## start SUPPLIED INFORMATION
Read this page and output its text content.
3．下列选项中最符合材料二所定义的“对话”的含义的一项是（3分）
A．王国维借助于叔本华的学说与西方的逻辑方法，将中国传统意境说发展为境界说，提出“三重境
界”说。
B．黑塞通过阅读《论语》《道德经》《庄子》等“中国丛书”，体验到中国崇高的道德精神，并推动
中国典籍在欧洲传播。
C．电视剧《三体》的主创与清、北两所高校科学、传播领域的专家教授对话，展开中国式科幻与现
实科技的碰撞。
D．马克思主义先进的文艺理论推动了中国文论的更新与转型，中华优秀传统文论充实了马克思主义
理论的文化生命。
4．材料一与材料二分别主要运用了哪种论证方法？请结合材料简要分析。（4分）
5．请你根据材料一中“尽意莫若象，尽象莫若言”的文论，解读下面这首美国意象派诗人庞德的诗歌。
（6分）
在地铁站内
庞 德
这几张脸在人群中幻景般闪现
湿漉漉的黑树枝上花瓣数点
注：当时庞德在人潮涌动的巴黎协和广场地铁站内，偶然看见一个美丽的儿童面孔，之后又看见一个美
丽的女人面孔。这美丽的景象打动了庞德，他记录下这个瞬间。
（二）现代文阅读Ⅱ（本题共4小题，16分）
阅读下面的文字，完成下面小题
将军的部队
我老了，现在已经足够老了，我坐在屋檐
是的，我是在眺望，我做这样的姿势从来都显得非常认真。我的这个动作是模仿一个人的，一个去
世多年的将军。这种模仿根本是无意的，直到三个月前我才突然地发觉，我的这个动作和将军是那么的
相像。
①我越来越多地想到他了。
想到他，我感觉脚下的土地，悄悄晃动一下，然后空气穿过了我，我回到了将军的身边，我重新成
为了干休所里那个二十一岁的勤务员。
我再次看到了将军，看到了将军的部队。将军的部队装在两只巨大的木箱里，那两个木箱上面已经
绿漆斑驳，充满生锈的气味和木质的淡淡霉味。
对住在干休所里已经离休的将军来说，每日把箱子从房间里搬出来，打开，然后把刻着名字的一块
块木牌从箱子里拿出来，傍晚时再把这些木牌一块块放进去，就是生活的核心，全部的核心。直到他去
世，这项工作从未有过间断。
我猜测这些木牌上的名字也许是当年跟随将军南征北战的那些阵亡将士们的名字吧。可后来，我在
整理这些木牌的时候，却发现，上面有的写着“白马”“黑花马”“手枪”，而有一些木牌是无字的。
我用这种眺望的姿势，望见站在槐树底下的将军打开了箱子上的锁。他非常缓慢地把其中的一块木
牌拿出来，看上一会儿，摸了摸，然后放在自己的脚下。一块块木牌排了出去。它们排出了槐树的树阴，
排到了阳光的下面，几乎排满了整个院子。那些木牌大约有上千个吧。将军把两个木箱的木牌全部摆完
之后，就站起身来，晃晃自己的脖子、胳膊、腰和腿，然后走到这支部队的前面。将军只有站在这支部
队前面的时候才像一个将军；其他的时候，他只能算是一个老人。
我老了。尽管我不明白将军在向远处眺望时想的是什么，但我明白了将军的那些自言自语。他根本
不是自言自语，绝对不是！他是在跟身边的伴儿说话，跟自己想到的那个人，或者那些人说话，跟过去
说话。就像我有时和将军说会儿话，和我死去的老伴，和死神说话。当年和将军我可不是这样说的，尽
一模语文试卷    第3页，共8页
## end SUPPLIED INFORMATION
SET TASK: Transcribe every line of the data, exactly as it stands.

RESPONSE BELOW:
Read this page and output its text content.
3．下列选项中最符合材料二所定义的“对话”的含义的一项是（3分）
A．王国维借助于叔本华的学说与西方的逻辑方法，将中国传统意境说发展为境界说，提出“三重境
界”说。
B．黑塞通过阅读《论语》《道德经》《庄子》等“中国丛书”，体验到中国崇高的道德精神，并推动
中国典籍在欧洲传播。
C．电视剧《三体》的主创与清、北两所高校科学、传播领域的专家教授对话，展开中国式科幻与现
实科技的碰撞。
D．马克思主义先进的文艺理论推动了中国文论的更新与转型，中华优秀传统文论充实了马克思主义
理论的文化生命。
4．材料一与材料二分别主要运用了哪种论证方法？请结合材料简要分析。（4分）
5．请你根据材料一中“尽意莫若象，尽象莫若言”的文论，解读下面这首美国意象派诗人庞德的诗歌。
（6分）
在地铁站内
庞 德
这几张脸在人群中幻景般闪现
湿漉漉的黑树枝上花瓣数点
注：当时庞德在人潮涌动的巴黎协和广场地铁站内，偶然看见一个美丽的儿童面孔，之后又看见一个美
丽的女人面孔。这美丽的景象打动了庞德，他记录下这个瞬间。
（二）现代文阅读Ⅱ（本题共4小题，16分）
阅读下面的文字，完成下面小题
将军的部队
我老了，现在已经足够老了，我坐在屋檐
是的，我是在眺望，我做这样的姿势从来都显得非常认真。我的这个动作是模仿一个人的，一个去
世多年的将军。这种模仿根本是无意的，直到三个月前我才突然地发觉，我的这个动作和将军是那么的
相像。
①我越来越多地想到他了。
想到他，我感觉脚下的土地，悄悄晃动一下，然后空气穿过了我，我回到了将军的身边，我重新成
为了干休所里那个二十一岁的勤务员。
我再次看到了将军，看到了将军的部队。将军的部队装在两只巨大的木箱里，那两个木箱上面已经
绿漆斑驳，充满生锈的气味和木质的淡淡霉味。
对住在干休所里已经离休的将军来说，每日把箱子从房间里搬出来，打开，然后把刻着名字的一块
块木牌从箱子里拿出来，傍晚时再把这些木牌一块块放进去，就是生活的核心，全部的核心。直到他去
世，这项工作从未有过间断。
我猜测这些木牌上的名字也许是当年跟随将军南征北战的那些阵亡将士们的名字吧。可后来，我在
整理这些木牌的时候，却发现，上面有的写着“白马”“黑花马”“手枪”，而有一些木牌是无字的。
我用这种眺望的姿势，望见站在槐树底下的将军打开了箱子上的锁。他非常缓慢地把其中的一块木
牌拿出来，看上一会儿，摸了摸，然后放在自己的脚下。一块块木牌排了出去。它们排出了槐树的树阴，
排到了阳光的下面，几乎排满了整个院子。那些木牌大约有上千个吧。将军把两个木箱的木牌全部摆完
之后，就站起身来，晃晃自己的脖子、胳膊、腰和腿，然后走到这支部队的前面。将军只有站在这支部
队前面的时候才像一个将军；其他的时候，他只能算是一个老人。
我老了。尽管我不明白将军在向远处眺望时想的是什么，但我明白了将军的那些自言自语。他根本
不是自言自语，绝对不是！他是在跟身边的伴儿说话，跟自己想到的那个人，或者那些人说话，跟过去
说话。就像我有时和将军说会儿话，和我死去的老伴，和死神说话。当年和将军我可不是这样说的，尽
一模语文试卷    第3页，共8页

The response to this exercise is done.